Figure record extracts:
☆ ☆ ☆ ☆

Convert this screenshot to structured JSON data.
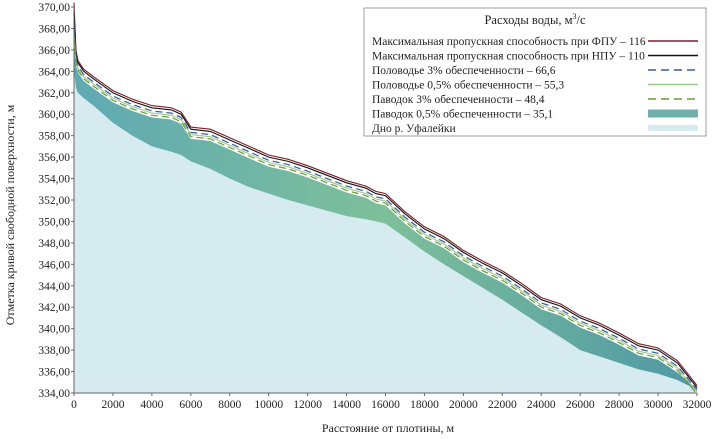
{
  "chart_data": {
    "type": "area",
    "xlabel": "Расстояние от плотины, м",
    "ylabel": "Отметка кривой свободной поверхности, м",
    "xlim": [
      0,
      32000
    ],
    "ylim": [
      334,
      370
    ],
    "x_ticks": [
      "0",
      "2000",
      "4000",
      "6000",
      "8000",
      "10000",
      "12000",
      "14000",
      "16000",
      "18000",
      "20000",
      "22000",
      "24000",
      "26000",
      "28000",
      "30000",
      "32000"
    ],
    "y_ticks": [
      "334,00",
      "336,00",
      "338,00",
      "340,00",
      "342,00",
      "344,00",
      "346,00",
      "348,00",
      "350,00",
      "352,00",
      "354,00",
      "356,00",
      "358,00",
      "360,00",
      "362,00",
      "364,00",
      "366,00",
      "368,00",
      "370,00"
    ],
    "legend": {
      "title_prefix": "Расходы воды, м",
      "title_sup": "3",
      "title_suffix": "/с",
      "position": "top-right"
    },
    "x": [
      0,
      100,
      200,
      500,
      1000,
      2000,
      3000,
      4000,
      5000,
      5500,
      6000,
      7000,
      8000,
      9000,
      10000,
      11000,
      12000,
      13000,
      14000,
      15000,
      15500,
      16000,
      17000,
      18000,
      19000,
      20000,
      21000,
      22000,
      23000,
      24000,
      25000,
      26000,
      27000,
      28000,
      29000,
      30000,
      31000,
      32000
    ],
    "series": [
      {
        "name": "Максимальная пропускная способность при ФПУ – 116",
        "color": "#7a1f2b",
        "style": "solid",
        "values": [
          370.4,
          366.0,
          365.0,
          364.2,
          363.5,
          362.2,
          361.4,
          360.8,
          360.6,
          360.2,
          358.8,
          358.6,
          357.8,
          357.0,
          356.2,
          355.8,
          355.2,
          354.5,
          353.8,
          353.3,
          352.8,
          352.6,
          350.9,
          349.5,
          348.6,
          347.3,
          346.3,
          345.4,
          344.2,
          342.9,
          342.3,
          341.2,
          340.5,
          339.6,
          338.6,
          338.2,
          337.0,
          334.7
        ]
      },
      {
        "name": "Максимальная пропускная способность при НПУ – 110",
        "color": "#111111",
        "style": "solid",
        "values": [
          369.8,
          365.7,
          364.8,
          364.0,
          363.3,
          362.0,
          361.2,
          360.6,
          360.4,
          360.0,
          358.6,
          358.4,
          357.6,
          356.8,
          356.0,
          355.6,
          355.0,
          354.3,
          353.6,
          353.1,
          352.6,
          352.4,
          350.7,
          349.3,
          348.4,
          347.1,
          346.1,
          345.2,
          344.0,
          342.7,
          342.1,
          341.0,
          340.3,
          339.4,
          338.4,
          338.0,
          336.8,
          334.5
        ]
      },
      {
        "name": "Половодье 3% обеспеченности – 66,6",
        "color": "#3b5a9e",
        "style": "dashed",
        "values": [
          368.2,
          365.2,
          364.5,
          363.7,
          363.0,
          361.7,
          360.9,
          360.3,
          360.1,
          359.7,
          358.3,
          358.1,
          357.3,
          356.5,
          355.7,
          355.3,
          354.7,
          354.0,
          353.3,
          352.8,
          352.3,
          352.1,
          350.4,
          349.0,
          348.1,
          346.8,
          345.8,
          344.9,
          343.7,
          342.4,
          341.8,
          340.7,
          340.0,
          339.1,
          338.1,
          337.7,
          336.5,
          334.3
        ]
      },
      {
        "name": "Половодье 0,5% обеспеченности – 55,3",
        "color": "#9fc98a",
        "style": "solid",
        "values": [
          367.6,
          365.0,
          364.3,
          363.5,
          362.8,
          361.5,
          360.7,
          360.1,
          359.9,
          359.5,
          358.1,
          357.9,
          357.1,
          356.3,
          355.5,
          355.1,
          354.5,
          353.8,
          353.1,
          352.6,
          352.1,
          351.9,
          350.2,
          348.8,
          347.9,
          346.6,
          345.6,
          344.7,
          343.5,
          342.2,
          341.6,
          340.5,
          339.8,
          338.9,
          337.9,
          337.5,
          336.3,
          334.1
        ]
      },
      {
        "name": "Паводок 3% обеспеченности – 48,4",
        "color": "#6a9a3a",
        "style": "dashed",
        "values": [
          367.2,
          364.8,
          364.1,
          363.3,
          362.6,
          361.3,
          360.5,
          359.9,
          359.7,
          359.3,
          357.9,
          357.7,
          356.9,
          356.1,
          355.3,
          354.9,
          354.3,
          353.6,
          352.9,
          352.4,
          351.9,
          351.7,
          350.0,
          348.6,
          347.7,
          346.4,
          345.4,
          344.5,
          343.3,
          342.0,
          341.4,
          340.3,
          339.6,
          338.7,
          337.7,
          337.3,
          336.1,
          333.9
        ]
      },
      {
        "name": "Паводок 0,5% обеспеченности – 35,1",
        "color": "#6fb0a8",
        "style": "band",
        "values": [
          366.8,
          364.6,
          363.9,
          363.1,
          362.4,
          361.1,
          360.3,
          359.7,
          359.5,
          359.1,
          357.7,
          357.5,
          356.7,
          355.9,
          355.1,
          354.7,
          354.1,
          353.4,
          352.7,
          352.2,
          351.7,
          351.5,
          349.8,
          348.4,
          347.5,
          346.2,
          345.2,
          344.3,
          343.1,
          341.8,
          341.2,
          340.1,
          339.4,
          338.5,
          337.5,
          337.1,
          335.9,
          334.4
        ]
      },
      {
        "name": "Дно р. Уфалейки",
        "color": "#d6ebef",
        "style": "fill",
        "values": [
          364.0,
          362.5,
          362.0,
          361.5,
          360.8,
          359.2,
          358.0,
          357.0,
          356.5,
          356.2,
          355.6,
          354.9,
          354.0,
          353.2,
          352.6,
          352.0,
          351.5,
          351.0,
          350.5,
          350.2,
          350.0,
          349.8,
          348.5,
          347.2,
          346.0,
          344.9,
          343.8,
          342.7,
          341.5,
          340.3,
          339.2,
          338.0,
          337.4,
          336.8,
          336.2,
          335.8,
          335.2,
          334.3
        ]
      }
    ],
    "grid": false
  }
}
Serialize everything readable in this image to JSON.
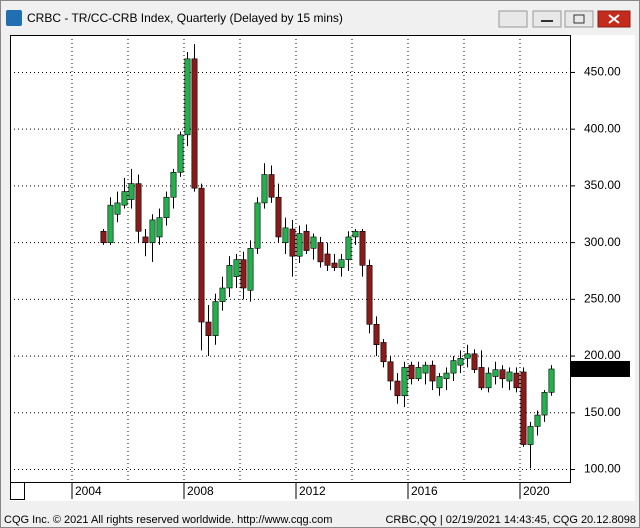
{
  "chart_data": {
    "type": "candlestick",
    "title": "CRBC - TR/CC-CRB Index, Quarterly (Delayed by 15 mins)",
    "x": [
      2005,
      2005.25,
      2005.5,
      2005.75,
      2006,
      2006.25,
      2006.5,
      2006.75,
      2007,
      2007.25,
      2007.5,
      2007.75,
      2008,
      2008.25,
      2008.5,
      2008.75,
      2009,
      2009.25,
      2009.5,
      2009.75,
      2010,
      2010.25,
      2010.5,
      2010.75,
      2011,
      2011.25,
      2011.5,
      2011.75,
      2012,
      2012.25,
      2012.5,
      2012.75,
      2013,
      2013.25,
      2013.5,
      2013.75,
      2014,
      2014.25,
      2014.5,
      2014.75,
      2015,
      2015.25,
      2015.5,
      2015.75,
      2016,
      2016.25,
      2016.5,
      2016.75,
      2017,
      2017.25,
      2017.5,
      2017.75,
      2018,
      2018.25,
      2018.5,
      2018.75,
      2019,
      2019.25,
      2019.5,
      2019.75,
      2020,
      2020.25,
      2020.5,
      2020.75,
      2021
    ],
    "open": [
      310,
      300,
      325,
      333,
      338,
      352,
      305,
      300,
      305,
      322,
      340,
      362,
      395,
      462,
      348,
      230,
      218,
      248,
      260,
      270,
      285,
      258,
      295,
      335,
      360,
      340,
      300,
      312,
      288,
      310,
      295,
      300,
      290,
      282,
      278,
      285,
      305,
      310,
      280,
      228,
      212,
      195,
      178,
      165,
      192,
      180,
      185,
      192,
      172,
      180,
      185,
      192,
      198,
      202,
      190,
      172,
      182,
      188,
      178,
      185,
      186,
      122,
      138,
      148,
      168
    ],
    "high": [
      312,
      340,
      345,
      357,
      365,
      360,
      312,
      325,
      330,
      345,
      365,
      398,
      468,
      475,
      352,
      245,
      255,
      270,
      288,
      290,
      292,
      302,
      340,
      370,
      368,
      352,
      322,
      320,
      315,
      316,
      308,
      305,
      300,
      290,
      290,
      310,
      312,
      312,
      285,
      235,
      215,
      200,
      185,
      195,
      195,
      195,
      195,
      196,
      185,
      190,
      200,
      205,
      210,
      206,
      205,
      190,
      195,
      192,
      190,
      190,
      190,
      142,
      152,
      170,
      192
    ],
    "low": [
      298,
      298,
      318,
      330,
      330,
      300,
      288,
      283,
      298,
      315,
      330,
      358,
      385,
      345,
      205,
      200,
      210,
      240,
      252,
      260,
      250,
      248,
      290,
      330,
      335,
      300,
      290,
      270,
      282,
      290,
      285,
      278,
      275,
      275,
      270,
      275,
      298,
      270,
      220,
      200,
      190,
      170,
      158,
      155,
      175,
      178,
      175,
      170,
      165,
      170,
      178,
      185,
      190,
      185,
      170,
      168,
      175,
      172,
      170,
      168,
      120,
      101,
      130,
      142,
      165
    ],
    "close": [
      300,
      333,
      335,
      345,
      352,
      310,
      300,
      320,
      322,
      340,
      362,
      395,
      462,
      348,
      230,
      218,
      248,
      260,
      280,
      285,
      260,
      295,
      335,
      360,
      340,
      305,
      313,
      288,
      308,
      293,
      305,
      283,
      280,
      278,
      285,
      305,
      310,
      280,
      228,
      210,
      195,
      178,
      165,
      190,
      180,
      190,
      192,
      178,
      182,
      185,
      196,
      198,
      202,
      188,
      172,
      185,
      188,
      180,
      186,
      172,
      122,
      138,
      148,
      168,
      188.62
    ],
    "up_color": "#22b14c",
    "down_color": "#8b1a1a",
    "xlim": [
      2001.786,
      2021.786
    ],
    "xticks": [
      2004,
      2008,
      2012,
      2016,
      2020
    ],
    "xgridlines": [
      2004,
      2006,
      2008,
      2010,
      2012,
      2014,
      2016,
      2018,
      2020
    ],
    "ylim": [
      89,
      483
    ],
    "yticks": [
      {
        "value": 100,
        "label": "100.00"
      },
      {
        "value": 150,
        "label": "150.00"
      },
      {
        "value": 200,
        "label": "200.00"
      },
      {
        "value": 250,
        "label": "250.00"
      },
      {
        "value": 300,
        "label": "300.00"
      },
      {
        "value": 350,
        "label": "350.00"
      },
      {
        "value": 400,
        "label": "400.00"
      },
      {
        "value": 450,
        "label": "450.00"
      }
    ],
    "grid": true
  },
  "status_bar": {
    "left": "CQG Inc. © 2021 All rights reserved worldwide. http://www.cqg.com",
    "right": "CRBC,QQ | 02/19/2021 14:43:45, CQG 20.12.8098"
  }
}
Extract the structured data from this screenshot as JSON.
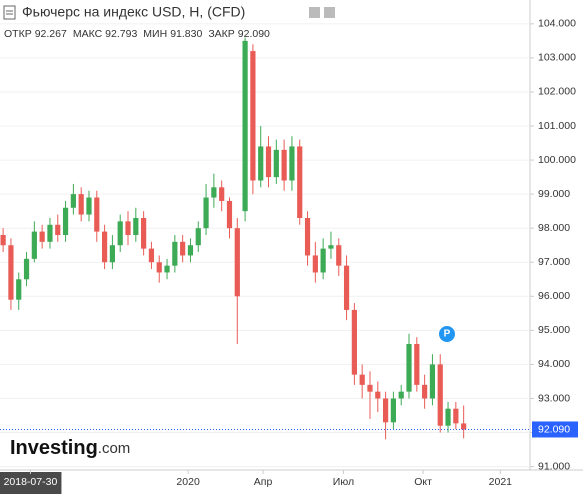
{
  "chart_data": {
    "type": "candlestick",
    "title": "Фьючерс на индекс USD, H, (CFD)",
    "ohlc_header": [
      {
        "name": "ОТКР",
        "value": "92.267"
      },
      {
        "name": "МАКС",
        "value": "92.793"
      },
      {
        "name": "МИН",
        "value": "91.830"
      },
      {
        "name": "ЗАКР",
        "value": "92.090"
      }
    ],
    "up_color": "#3daa55",
    "down_color": "#e95b55",
    "open": [
      97.8,
      97.5,
      95.9,
      96.5,
      97.1,
      97.9,
      97.6,
      98.1,
      97.8,
      98.6,
      99.0,
      98.4,
      98.9,
      97.9,
      97.0,
      97.5,
      98.2,
      97.8,
      98.3,
      97.4,
      97.0,
      96.7,
      96.9,
      97.6,
      97.2,
      97.5,
      98.0,
      98.9,
      99.2,
      98.8,
      98.0,
      98.5,
      103.2,
      99.4,
      100.4,
      99.5,
      100.3,
      99.4,
      100.4,
      98.3,
      97.2,
      96.7,
      97.4,
      97.5,
      96.9,
      95.6,
      93.7,
      93.4,
      93.2,
      93.0,
      92.3,
      93.0,
      93.2,
      94.6,
      93.4,
      93.0,
      94.0,
      92.2,
      92.7,
      92.267
    ],
    "high": [
      98.0,
      97.7,
      96.7,
      97.3,
      98.2,
      98.1,
      98.3,
      98.4,
      98.8,
      99.3,
      99.2,
      99.1,
      99.1,
      98.1,
      97.8,
      98.4,
      98.5,
      98.6,
      98.5,
      97.6,
      97.2,
      97.1,
      97.8,
      97.8,
      97.7,
      98.2,
      99.3,
      99.6,
      99.4,
      98.9,
      98.3,
      103.6,
      103.4,
      101.0,
      100.7,
      100.6,
      100.6,
      100.7,
      100.6,
      98.5,
      97.6,
      97.7,
      97.9,
      97.7,
      97.2,
      95.8,
      94.0,
      93.8,
      93.5,
      93.2,
      93.2,
      93.4,
      94.9,
      94.8,
      93.7,
      94.3,
      94.3,
      92.9,
      92.9,
      92.793
    ],
    "low": [
      97.3,
      95.6,
      95.6,
      96.3,
      97.0,
      97.4,
      97.4,
      97.6,
      97.6,
      98.4,
      98.2,
      98.2,
      97.6,
      96.8,
      96.8,
      97.3,
      97.5,
      97.6,
      97.2,
      96.8,
      96.4,
      96.5,
      96.7,
      97.0,
      97.0,
      97.3,
      97.8,
      98.6,
      98.5,
      97.7,
      94.6,
      98.2,
      99.0,
      99.2,
      99.2,
      99.3,
      99.1,
      99.1,
      98.1,
      96.9,
      96.4,
      96.5,
      97.1,
      96.6,
      95.3,
      93.4,
      93.0,
      92.4,
      92.6,
      91.8,
      92.1,
      92.8,
      93.0,
      93.2,
      92.7,
      92.8,
      92.0,
      92.0,
      92.1,
      91.83
    ],
    "close": [
      97.5,
      95.9,
      96.5,
      97.1,
      97.9,
      97.6,
      98.1,
      97.8,
      98.6,
      99.0,
      98.4,
      98.9,
      97.9,
      97.0,
      97.5,
      98.2,
      97.8,
      98.3,
      97.4,
      97.0,
      96.7,
      96.9,
      97.6,
      97.2,
      97.5,
      98.0,
      98.9,
      99.2,
      98.8,
      98.0,
      96.0,
      103.5,
      99.4,
      100.4,
      99.5,
      100.3,
      99.4,
      100.4,
      98.3,
      97.2,
      96.7,
      97.4,
      97.5,
      96.9,
      95.6,
      93.7,
      93.4,
      93.2,
      93.0,
      92.3,
      93.0,
      93.2,
      94.6,
      93.4,
      93.0,
      94.0,
      92.2,
      92.7,
      92.27,
      92.09
    ],
    "last_price": {
      "value": 92.09,
      "label": "92.090"
    },
    "ylim": [
      90.9,
      104.7
    ],
    "yticks": [
      {
        "value": 91,
        "label": "91.000"
      },
      {
        "value": 92,
        "label": "92.000"
      },
      {
        "value": 93,
        "label": "93.000"
      },
      {
        "value": 94,
        "label": "94.000"
      },
      {
        "value": 95,
        "label": "95.000"
      },
      {
        "value": 96,
        "label": "96.000"
      },
      {
        "value": 97,
        "label": "97.000"
      },
      {
        "value": 98,
        "label": "98.000"
      },
      {
        "value": 99,
        "label": "99.000"
      },
      {
        "value": 100,
        "label": "100.000"
      },
      {
        "value": 101,
        "label": "101.000"
      },
      {
        "value": 102,
        "label": "102.000"
      },
      {
        "value": 103,
        "label": "103.000"
      },
      {
        "value": 104,
        "label": "104.000"
      }
    ],
    "xlim": [
      -0.4,
      67.5
    ],
    "xticks": [
      {
        "value": 3.5,
        "label": "2018-07-30"
      },
      {
        "value": 23.7,
        "label": "2020"
      },
      {
        "value": 33.3,
        "label": "Апр"
      },
      {
        "value": 43.6,
        "label": "Июл"
      },
      {
        "value": 53.8,
        "label": "Окт"
      },
      {
        "value": 63.7,
        "label": "2021"
      }
    ],
    "marker": "P",
    "logo": {
      "name": "Investing",
      "suffix": ".com"
    }
  }
}
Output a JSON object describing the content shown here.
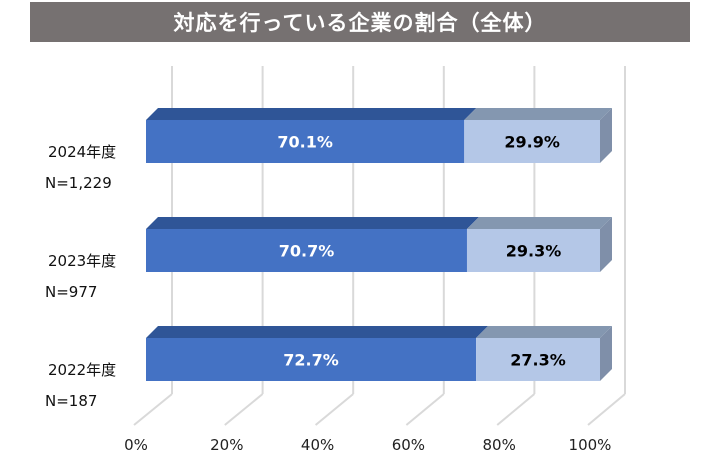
{
  "chart_data": {
    "type": "bar",
    "orientation": "horizontal",
    "stacked": true,
    "style_3d": true,
    "title": "対応を行っている企業の割合（全体）",
    "categories": [
      {
        "year": "2024年度",
        "n": "N=1,229"
      },
      {
        "year": "2023年度",
        "n": "N=977"
      },
      {
        "year": "2022年度",
        "n": "N=187"
      }
    ],
    "series": [
      {
        "values": [
          70.1,
          70.7,
          72.7
        ],
        "labels": [
          "70.1%",
          "70.7%",
          "72.7%"
        ],
        "color": "#4472C4",
        "top_color": "#2F5597",
        "label_color": "#ffffff"
      },
      {
        "values": [
          29.9,
          29.3,
          27.3
        ],
        "labels": [
          "29.9%",
          "29.3%",
          "27.3%"
        ],
        "color": "#B4C7E7",
        "top_color": "#8497B0",
        "side_color": "#7F8FA9",
        "label_color": "#000000"
      }
    ],
    "xlim": [
      0,
      100
    ],
    "xticks": [
      "0%",
      "20%",
      "40%",
      "60%",
      "80%",
      "100%"
    ],
    "grid": true,
    "title_bar_color": "#767171"
  }
}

☆ ☆ ☆ ☆

Requirement:
Report only the count of lines that include the string "Паводок".

Problem solution:
2